BAB : KE ENAM BELAS :
MA’RIFAT DAN MASALH MELIHAT TUHAN
Ketahuilah bahwa baik
pada masa dahulu maupun sekarang sering terdengar pernyataan :
Dapatkah kita melihat Tuhan ?
Terlebih
dahulu marilah kita tilik pada suatu riwayat, bahwa suatu ketika datang seorang
laki-laki, kehadapan syekh junaedi al-baghdadi r.a dan langsung bertanya :
wahai abu qosim,
Apakah tuan melihat Allah sewaktu tuan menyembahnya ?
Maka
imam junaed menjawab : tuan penanya yang terhormat memang kami tidak menyembah
tuhan yang tidak kami lihat, dan kami tidak mewajibkan apa-apa yang tidak
jelas. Maka bertanya pula orang itu.
Bagaimanakah tuan caranya melihat tuhan ?
Jawab imam junaed r.a :
Alkaiiyyatu
ma’lumatun fiihaqqil basyari majmulatun fiihaqqirobbi, lantarohul asroru
fiihadzihidduri bimusyahadatil ‘ayani walakin ta’rifuhul qulubu bihaqoiqil
imani tsumma tatarotta minal ma’rifati ilalruuyati bimusyahadati
nuurul istinani.
Jawab
Imam Juned Rodhiyallahu ‘Anhum :
Artinya
: bahwasanya ketentuan –ketentuan pema’luman yang terang itu dalam hal haqeaqat
keinsanan (raga kasar) sedang dalam haqeqat ketuhanan tiada berpengetahuan
tegasnya : Mata kasar tidak dapat melihat Tuhan ditempat ini dengan mata
kepala, melainkam dikenalnya Tuhan itu dengan kekuatan kebenaran Iman.
Selanjutnya
kita berjalan / berlanjut dari pertolongan Ma’rifat kearah penglihatan.(ru’uyati) dengan kesaksian pandangan nur karunia tuhan,
Selanjutnya
aljunaed .r.a berkata : bahwa maha suci Allah yang dilihat dengan Haqeqat
qudusnya maha suci Allah dari shifat-shifst yang baru maha suci Allah dengan
shifat maha gungnya yang maha sempurna, termulya dalam hati kita atas segala
pemberian atas belas kasihnya, terkenal dengan keadilannya yang diliputi oleh
shifat-shifat maha agungnya. Setelah
orang itu memperhatikan keterangan keterangan shekh junaed .r.a maka dia
berdiri lalu mencium tangan beliau serta orang itu pun bertaobat dan tetap
mengikuti bersama shekh junaed sampai beliau
wafat
yang seperti itu terjadi pula di masa shekh ‘Abdulqodir jaelani dengan kedatangan
seorang laki-laki yang bertanya perihal beliau.
Dapat melihat Tuhan dengan matanya.
Shekh abdul qodir jaelani membenarkannya
dengan berkata =Na’am= yang sedemikian
itu sebenarnya bahwa Beliau melihat Allah. dengan mata hatinya (Albashiru)

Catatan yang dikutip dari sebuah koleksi
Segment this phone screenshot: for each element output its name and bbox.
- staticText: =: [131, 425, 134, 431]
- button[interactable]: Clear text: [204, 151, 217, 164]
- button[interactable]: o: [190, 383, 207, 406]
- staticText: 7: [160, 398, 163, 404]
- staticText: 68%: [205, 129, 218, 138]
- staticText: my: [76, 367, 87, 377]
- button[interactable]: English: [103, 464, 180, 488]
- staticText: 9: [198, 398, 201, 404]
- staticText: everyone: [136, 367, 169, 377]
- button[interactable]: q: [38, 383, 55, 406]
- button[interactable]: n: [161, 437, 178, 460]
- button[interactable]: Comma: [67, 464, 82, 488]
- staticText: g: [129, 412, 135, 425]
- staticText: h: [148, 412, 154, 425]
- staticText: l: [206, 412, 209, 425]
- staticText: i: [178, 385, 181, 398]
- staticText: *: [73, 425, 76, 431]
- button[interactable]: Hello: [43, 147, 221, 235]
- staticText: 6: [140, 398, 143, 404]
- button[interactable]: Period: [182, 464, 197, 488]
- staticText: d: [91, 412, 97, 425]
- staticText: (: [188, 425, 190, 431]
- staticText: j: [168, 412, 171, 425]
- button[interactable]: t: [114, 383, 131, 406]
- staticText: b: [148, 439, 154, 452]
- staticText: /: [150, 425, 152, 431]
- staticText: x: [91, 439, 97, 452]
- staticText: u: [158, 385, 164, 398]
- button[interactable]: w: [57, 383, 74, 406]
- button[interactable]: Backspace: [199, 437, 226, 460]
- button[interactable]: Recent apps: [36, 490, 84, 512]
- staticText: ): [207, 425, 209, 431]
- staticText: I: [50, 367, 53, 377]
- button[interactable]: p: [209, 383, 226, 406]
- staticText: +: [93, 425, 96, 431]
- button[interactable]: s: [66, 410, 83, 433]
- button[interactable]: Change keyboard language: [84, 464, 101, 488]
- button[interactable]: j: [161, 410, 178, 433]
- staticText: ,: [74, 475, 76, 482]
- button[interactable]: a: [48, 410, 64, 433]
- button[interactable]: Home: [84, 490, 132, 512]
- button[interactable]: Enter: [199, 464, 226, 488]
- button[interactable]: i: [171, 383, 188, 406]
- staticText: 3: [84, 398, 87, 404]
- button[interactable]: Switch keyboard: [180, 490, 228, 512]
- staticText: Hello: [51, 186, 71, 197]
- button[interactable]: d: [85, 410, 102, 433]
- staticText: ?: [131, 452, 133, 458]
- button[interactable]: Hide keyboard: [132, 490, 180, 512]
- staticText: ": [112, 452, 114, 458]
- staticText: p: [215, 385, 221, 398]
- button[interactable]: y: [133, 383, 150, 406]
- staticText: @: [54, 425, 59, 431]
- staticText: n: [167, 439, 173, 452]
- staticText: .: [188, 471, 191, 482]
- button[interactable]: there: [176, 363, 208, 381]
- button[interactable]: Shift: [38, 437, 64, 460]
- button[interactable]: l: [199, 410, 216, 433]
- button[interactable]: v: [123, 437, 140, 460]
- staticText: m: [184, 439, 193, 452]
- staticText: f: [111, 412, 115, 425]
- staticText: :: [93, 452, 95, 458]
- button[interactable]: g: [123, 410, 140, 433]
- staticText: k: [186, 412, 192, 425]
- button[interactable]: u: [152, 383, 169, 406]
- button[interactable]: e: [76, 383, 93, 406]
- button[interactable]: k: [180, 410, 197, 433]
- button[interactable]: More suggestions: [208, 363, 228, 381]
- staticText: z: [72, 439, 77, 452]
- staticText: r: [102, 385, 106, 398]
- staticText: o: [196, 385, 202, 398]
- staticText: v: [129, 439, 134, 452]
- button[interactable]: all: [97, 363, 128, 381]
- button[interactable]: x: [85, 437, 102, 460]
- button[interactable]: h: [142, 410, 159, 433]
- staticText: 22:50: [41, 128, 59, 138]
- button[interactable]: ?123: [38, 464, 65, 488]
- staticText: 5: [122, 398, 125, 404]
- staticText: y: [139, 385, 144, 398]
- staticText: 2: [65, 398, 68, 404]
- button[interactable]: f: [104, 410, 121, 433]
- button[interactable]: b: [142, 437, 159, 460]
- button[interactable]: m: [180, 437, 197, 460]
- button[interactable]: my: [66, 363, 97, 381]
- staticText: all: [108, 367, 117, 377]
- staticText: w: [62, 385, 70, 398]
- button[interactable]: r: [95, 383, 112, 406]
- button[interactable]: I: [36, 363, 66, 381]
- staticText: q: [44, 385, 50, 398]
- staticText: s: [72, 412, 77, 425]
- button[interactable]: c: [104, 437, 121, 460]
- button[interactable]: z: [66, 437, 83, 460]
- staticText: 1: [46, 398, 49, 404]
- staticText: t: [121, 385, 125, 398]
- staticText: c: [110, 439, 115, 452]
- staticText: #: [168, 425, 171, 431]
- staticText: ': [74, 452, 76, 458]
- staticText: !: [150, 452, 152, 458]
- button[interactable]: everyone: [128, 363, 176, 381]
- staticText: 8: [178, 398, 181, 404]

** Perintah Tugas **
Salin tanpa perubahan bagian teks tentang ma'rifat dan melihat Tuhan, mulai dari "Bagaimanakah tuan caranya" hingga dan termasuk "nuurul istinani.".

** Jawaban **
Bagaimanakah tuan caranya melihat tuhan ?
Jawab imam junaed r.a :
Alkaiiyyatu
ma’lumatun fiihaqqil basyari majmulatun fiihaqqirobbi, lantarohul asroru
fiihadzihidduri bimusyahadatil ‘ayani walakin ta’rifuhul qulubu bihaqoiqil
imani tsumma tatarotta minal ma’rifati ilalruuyati bimusyahadati
nuurul istinani.